(Stated task): Copy out each line featuring the string "Norway" from the entries beneath.

(Record excerpts):

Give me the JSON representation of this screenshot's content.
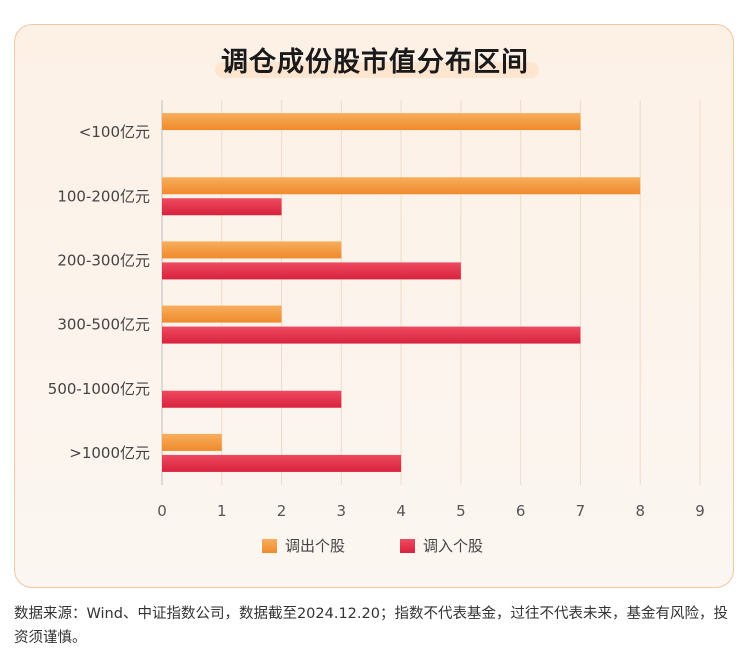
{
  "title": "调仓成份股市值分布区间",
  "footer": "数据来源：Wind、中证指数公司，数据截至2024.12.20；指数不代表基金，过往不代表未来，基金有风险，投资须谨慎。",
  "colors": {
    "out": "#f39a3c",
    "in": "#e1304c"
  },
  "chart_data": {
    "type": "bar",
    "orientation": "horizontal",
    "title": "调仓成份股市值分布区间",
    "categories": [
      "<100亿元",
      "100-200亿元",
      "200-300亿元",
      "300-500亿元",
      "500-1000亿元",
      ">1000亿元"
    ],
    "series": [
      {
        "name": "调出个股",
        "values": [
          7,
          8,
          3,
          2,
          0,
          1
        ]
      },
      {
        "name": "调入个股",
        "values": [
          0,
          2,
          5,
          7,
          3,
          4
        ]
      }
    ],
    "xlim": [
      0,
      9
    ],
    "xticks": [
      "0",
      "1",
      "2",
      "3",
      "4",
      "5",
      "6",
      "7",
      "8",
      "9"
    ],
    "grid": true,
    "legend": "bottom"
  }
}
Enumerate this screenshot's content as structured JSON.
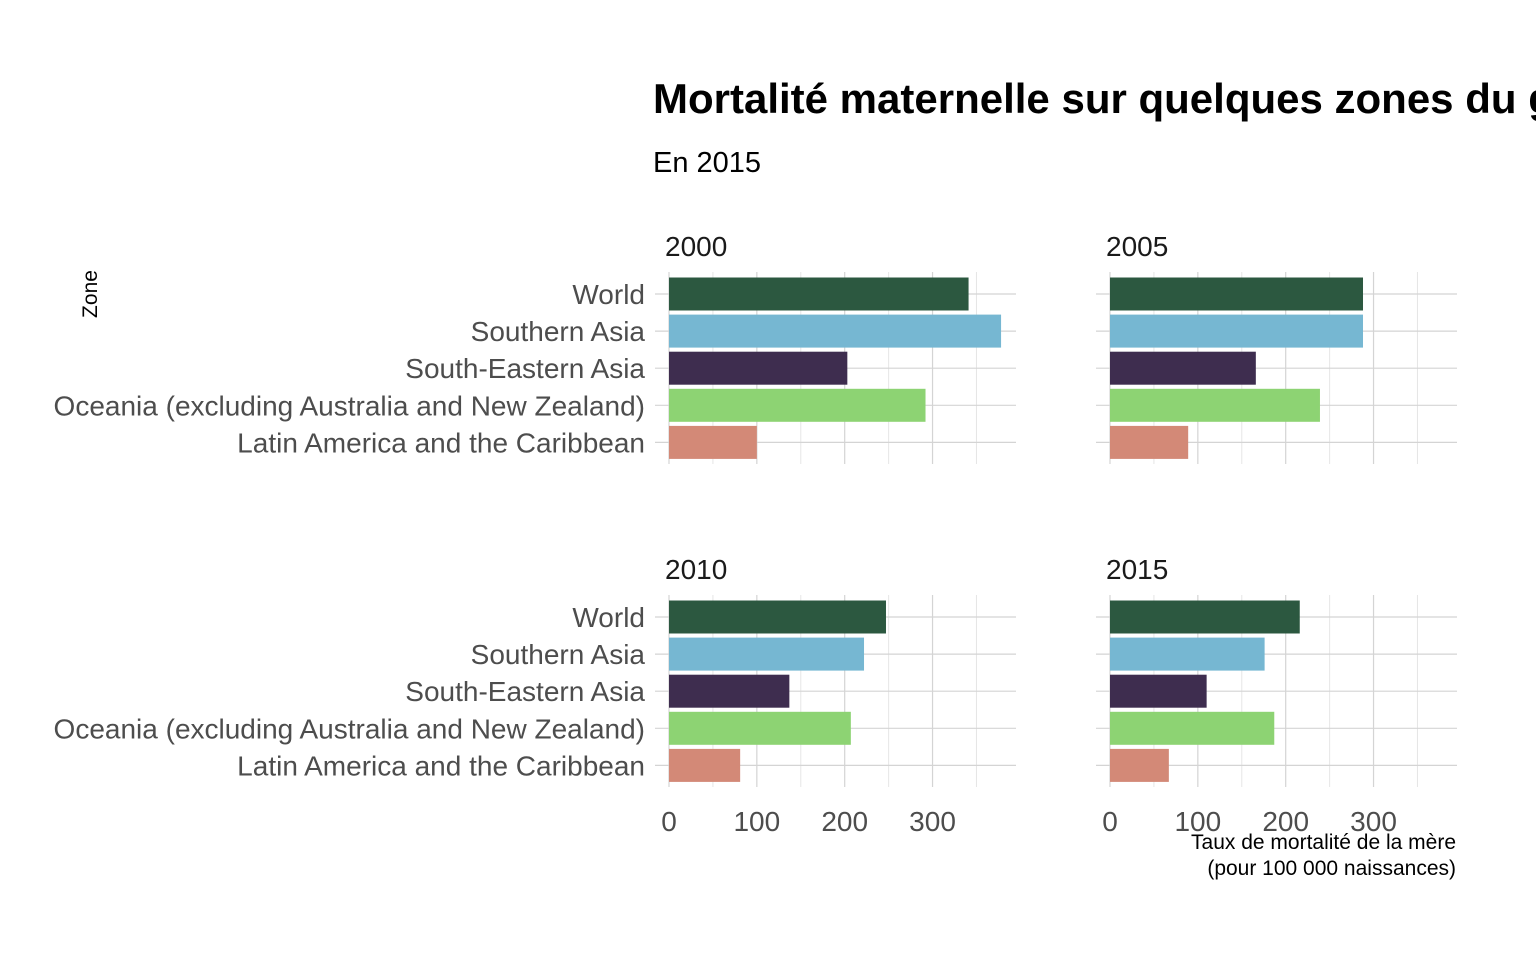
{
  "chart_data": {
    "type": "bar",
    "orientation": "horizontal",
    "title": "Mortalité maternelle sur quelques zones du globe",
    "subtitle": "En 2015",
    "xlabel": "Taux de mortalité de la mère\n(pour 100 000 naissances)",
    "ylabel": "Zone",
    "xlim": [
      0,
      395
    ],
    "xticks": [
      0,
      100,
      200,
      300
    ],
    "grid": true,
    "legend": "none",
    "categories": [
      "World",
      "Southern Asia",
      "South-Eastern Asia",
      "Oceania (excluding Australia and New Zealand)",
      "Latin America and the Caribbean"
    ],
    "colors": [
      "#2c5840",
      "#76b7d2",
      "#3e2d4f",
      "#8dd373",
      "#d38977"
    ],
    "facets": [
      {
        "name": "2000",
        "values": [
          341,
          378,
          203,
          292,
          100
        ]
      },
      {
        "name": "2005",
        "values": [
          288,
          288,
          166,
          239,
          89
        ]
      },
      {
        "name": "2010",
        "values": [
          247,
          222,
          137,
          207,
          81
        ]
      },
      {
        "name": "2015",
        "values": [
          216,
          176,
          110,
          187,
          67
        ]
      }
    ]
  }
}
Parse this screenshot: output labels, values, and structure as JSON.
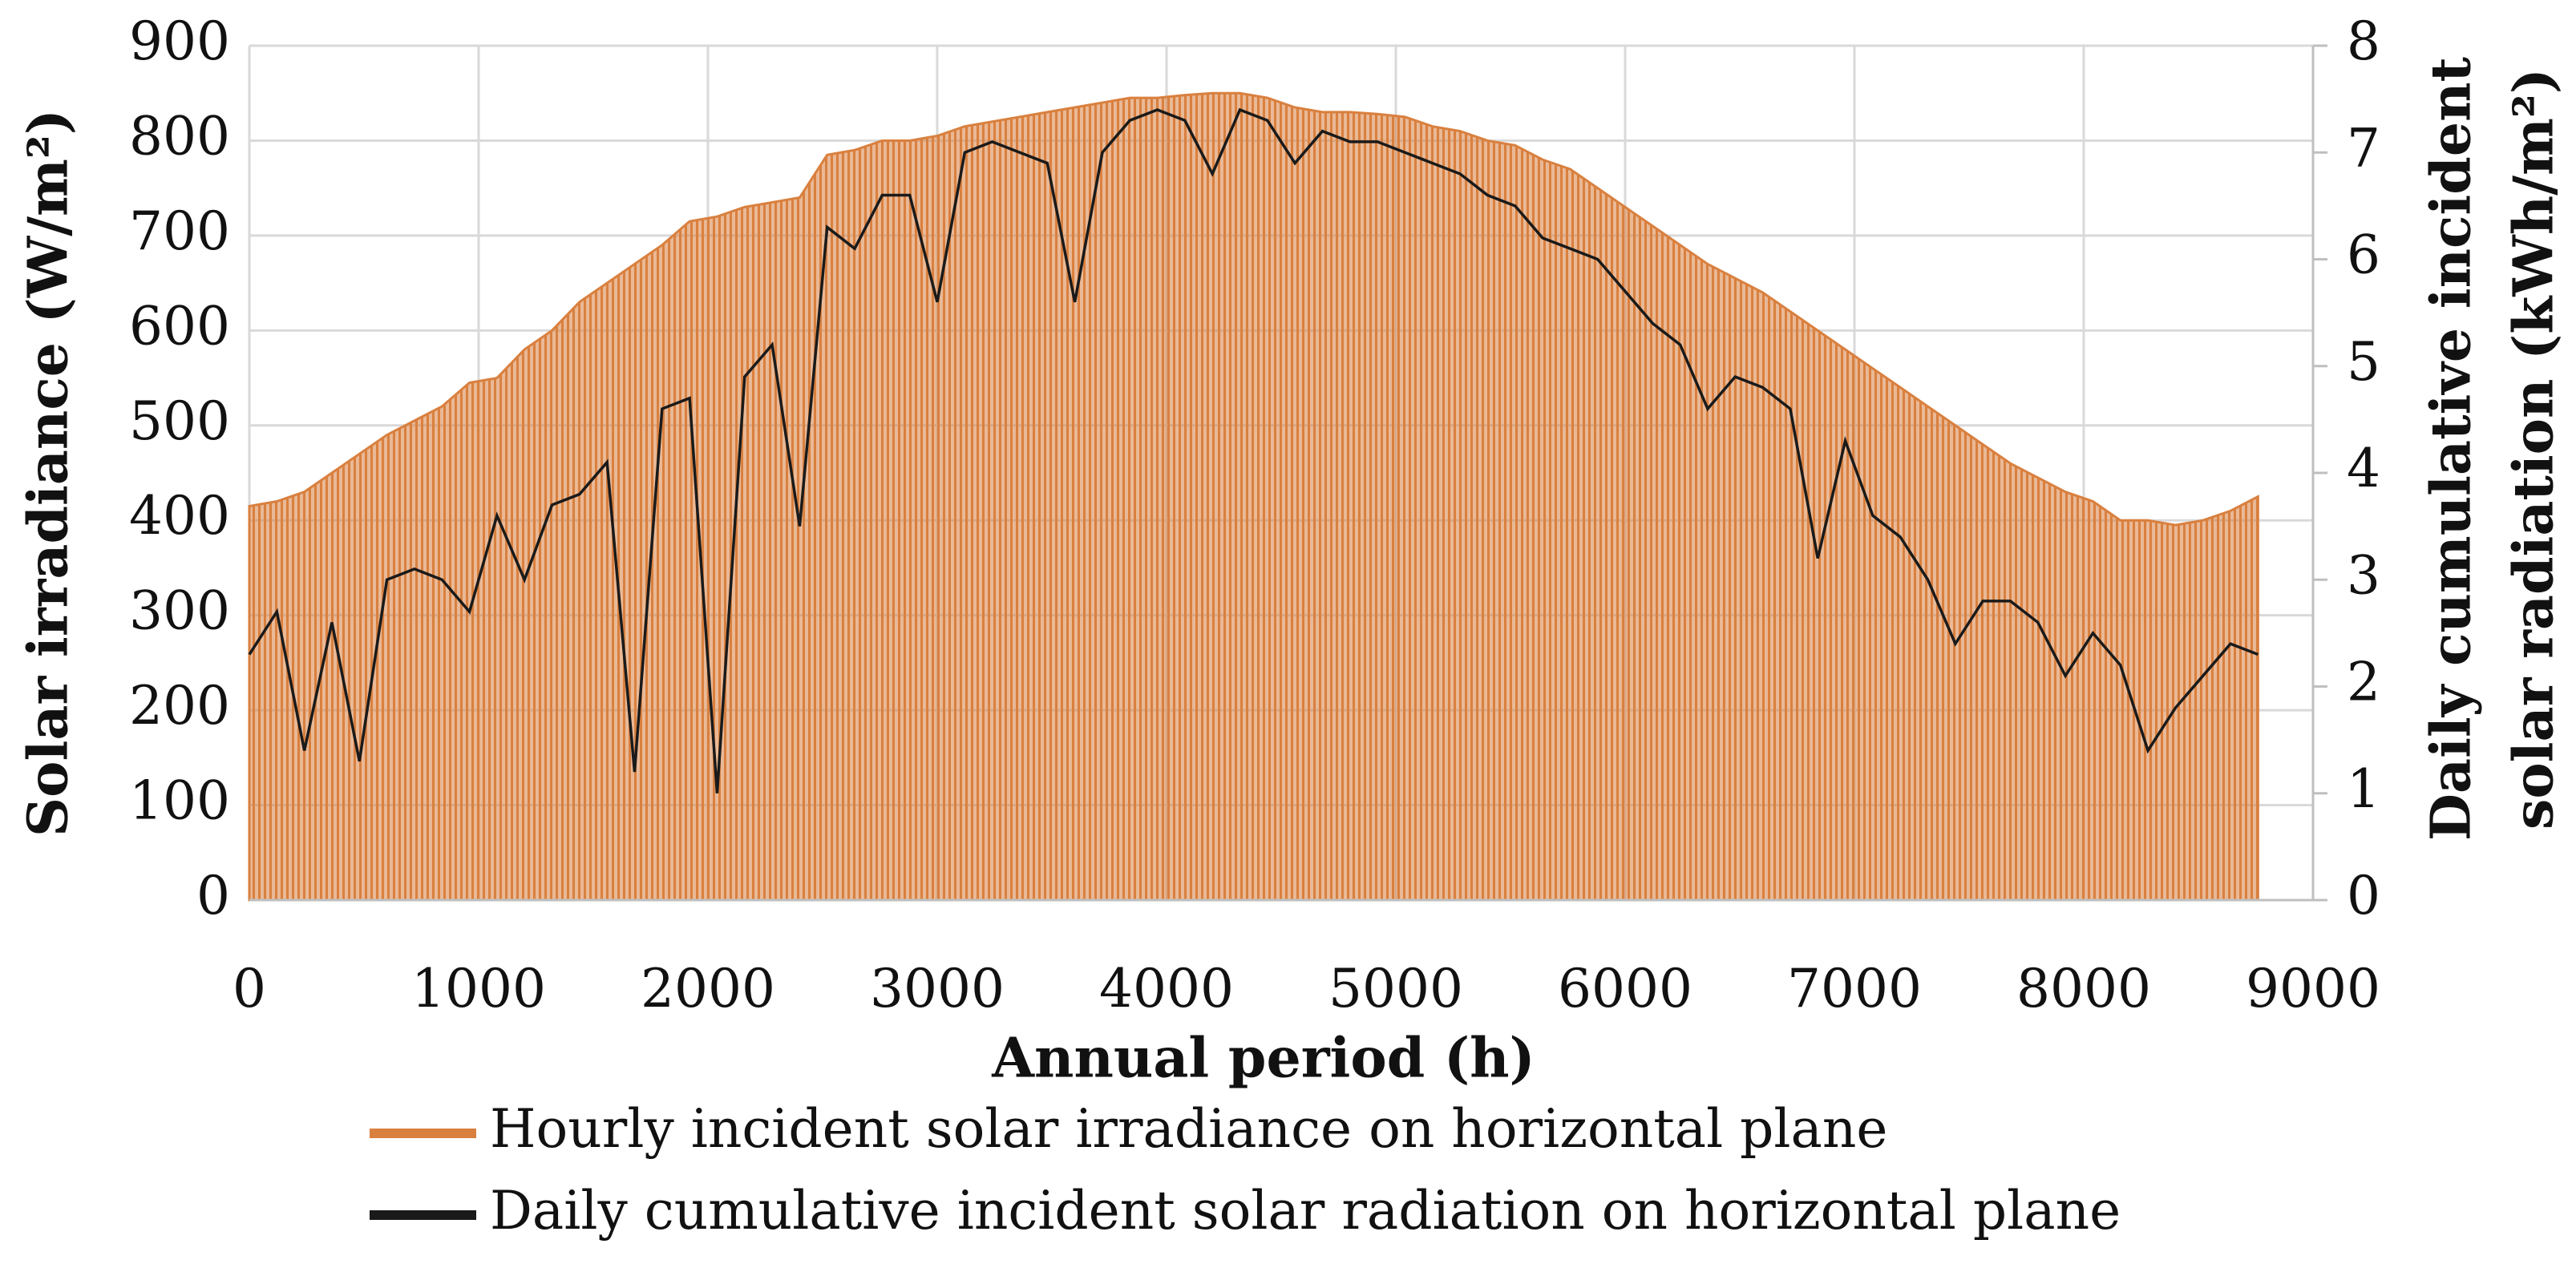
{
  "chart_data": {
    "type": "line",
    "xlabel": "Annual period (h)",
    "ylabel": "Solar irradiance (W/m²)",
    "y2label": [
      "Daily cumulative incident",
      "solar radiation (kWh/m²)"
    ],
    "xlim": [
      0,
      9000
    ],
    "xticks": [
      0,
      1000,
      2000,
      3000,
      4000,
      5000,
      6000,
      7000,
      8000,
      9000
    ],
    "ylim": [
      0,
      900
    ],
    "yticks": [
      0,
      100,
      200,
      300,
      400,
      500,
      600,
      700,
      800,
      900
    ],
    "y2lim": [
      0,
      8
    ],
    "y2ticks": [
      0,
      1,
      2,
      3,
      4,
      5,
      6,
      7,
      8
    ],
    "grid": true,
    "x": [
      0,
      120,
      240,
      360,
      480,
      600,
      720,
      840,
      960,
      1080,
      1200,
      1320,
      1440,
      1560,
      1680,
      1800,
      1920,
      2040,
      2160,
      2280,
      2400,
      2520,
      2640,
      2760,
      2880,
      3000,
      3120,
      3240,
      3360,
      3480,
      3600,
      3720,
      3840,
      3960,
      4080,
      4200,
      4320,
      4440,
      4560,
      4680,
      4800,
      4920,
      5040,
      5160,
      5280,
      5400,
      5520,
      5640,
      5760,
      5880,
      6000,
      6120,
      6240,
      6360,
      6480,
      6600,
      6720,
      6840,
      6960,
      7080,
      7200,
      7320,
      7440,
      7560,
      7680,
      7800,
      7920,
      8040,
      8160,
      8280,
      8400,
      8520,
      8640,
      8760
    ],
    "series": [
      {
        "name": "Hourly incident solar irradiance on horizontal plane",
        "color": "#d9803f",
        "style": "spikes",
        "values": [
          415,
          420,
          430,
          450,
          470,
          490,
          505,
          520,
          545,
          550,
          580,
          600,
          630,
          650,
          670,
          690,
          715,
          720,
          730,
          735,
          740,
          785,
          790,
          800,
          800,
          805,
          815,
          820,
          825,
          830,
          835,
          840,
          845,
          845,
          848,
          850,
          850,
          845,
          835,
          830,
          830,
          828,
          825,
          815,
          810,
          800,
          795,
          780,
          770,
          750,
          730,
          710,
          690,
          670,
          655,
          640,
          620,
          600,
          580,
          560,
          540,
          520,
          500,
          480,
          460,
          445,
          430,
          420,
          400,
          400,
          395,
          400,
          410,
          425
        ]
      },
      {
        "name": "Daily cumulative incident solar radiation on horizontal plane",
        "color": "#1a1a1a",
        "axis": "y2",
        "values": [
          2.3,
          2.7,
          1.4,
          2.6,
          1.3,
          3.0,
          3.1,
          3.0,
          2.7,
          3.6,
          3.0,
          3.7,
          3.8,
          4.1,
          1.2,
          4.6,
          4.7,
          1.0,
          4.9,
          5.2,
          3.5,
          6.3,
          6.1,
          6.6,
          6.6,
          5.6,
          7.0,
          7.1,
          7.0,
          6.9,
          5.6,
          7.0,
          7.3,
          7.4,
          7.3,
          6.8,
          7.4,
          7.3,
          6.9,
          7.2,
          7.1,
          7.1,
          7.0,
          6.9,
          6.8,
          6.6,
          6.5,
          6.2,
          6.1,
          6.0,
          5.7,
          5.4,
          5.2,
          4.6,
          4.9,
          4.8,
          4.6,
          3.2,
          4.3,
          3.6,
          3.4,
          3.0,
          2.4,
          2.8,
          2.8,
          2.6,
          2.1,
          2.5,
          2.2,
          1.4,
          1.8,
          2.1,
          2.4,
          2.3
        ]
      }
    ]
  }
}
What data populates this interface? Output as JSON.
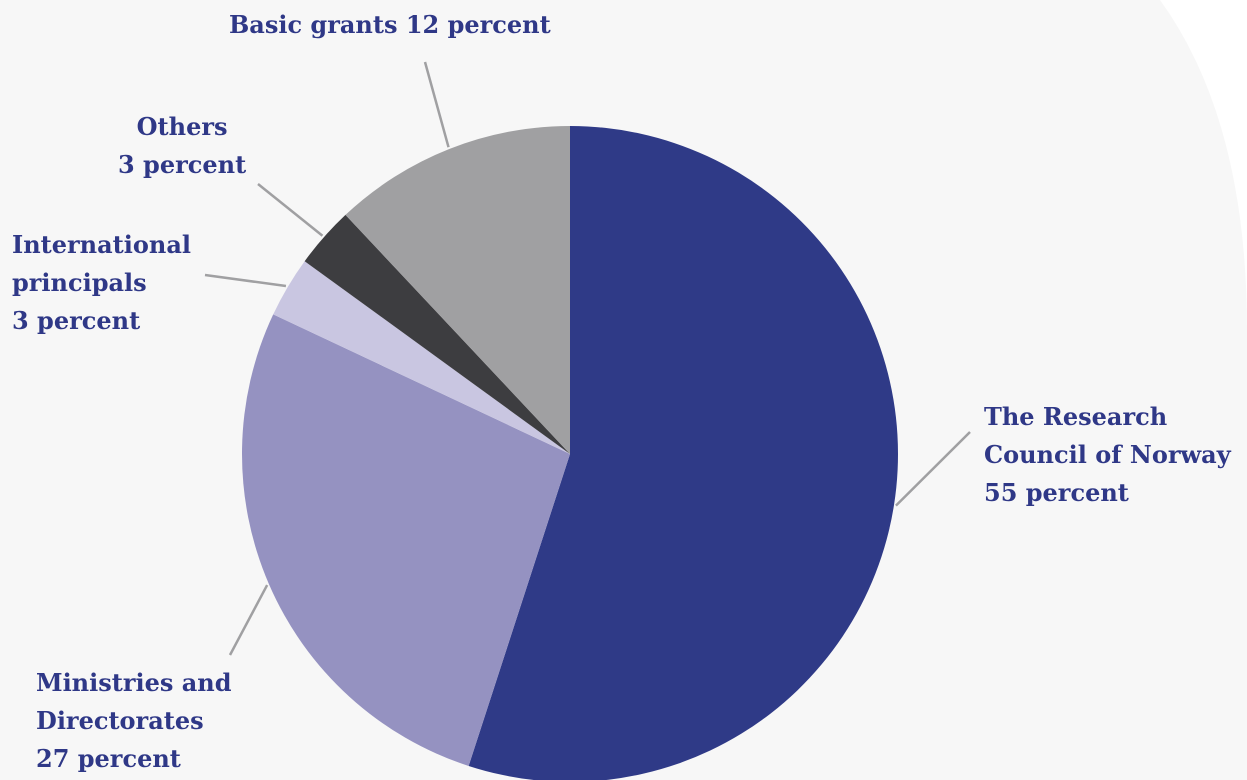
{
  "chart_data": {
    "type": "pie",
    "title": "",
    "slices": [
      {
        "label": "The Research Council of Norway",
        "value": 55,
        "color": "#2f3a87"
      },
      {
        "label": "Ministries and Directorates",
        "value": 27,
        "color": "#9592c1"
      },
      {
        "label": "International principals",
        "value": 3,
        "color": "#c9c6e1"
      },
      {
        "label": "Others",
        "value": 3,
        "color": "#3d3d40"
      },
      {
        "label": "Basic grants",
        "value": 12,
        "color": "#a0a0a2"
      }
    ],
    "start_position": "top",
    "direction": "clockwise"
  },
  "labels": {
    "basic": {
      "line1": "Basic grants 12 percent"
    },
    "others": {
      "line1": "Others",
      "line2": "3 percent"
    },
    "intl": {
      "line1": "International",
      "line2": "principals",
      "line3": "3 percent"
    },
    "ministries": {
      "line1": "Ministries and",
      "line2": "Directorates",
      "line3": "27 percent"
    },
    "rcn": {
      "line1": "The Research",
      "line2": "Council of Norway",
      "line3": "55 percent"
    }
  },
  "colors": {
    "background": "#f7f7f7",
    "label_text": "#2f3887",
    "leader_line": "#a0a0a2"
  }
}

(Complete output):
        "label": "The Research Council of Norway",
      "line2": "Council of Norway",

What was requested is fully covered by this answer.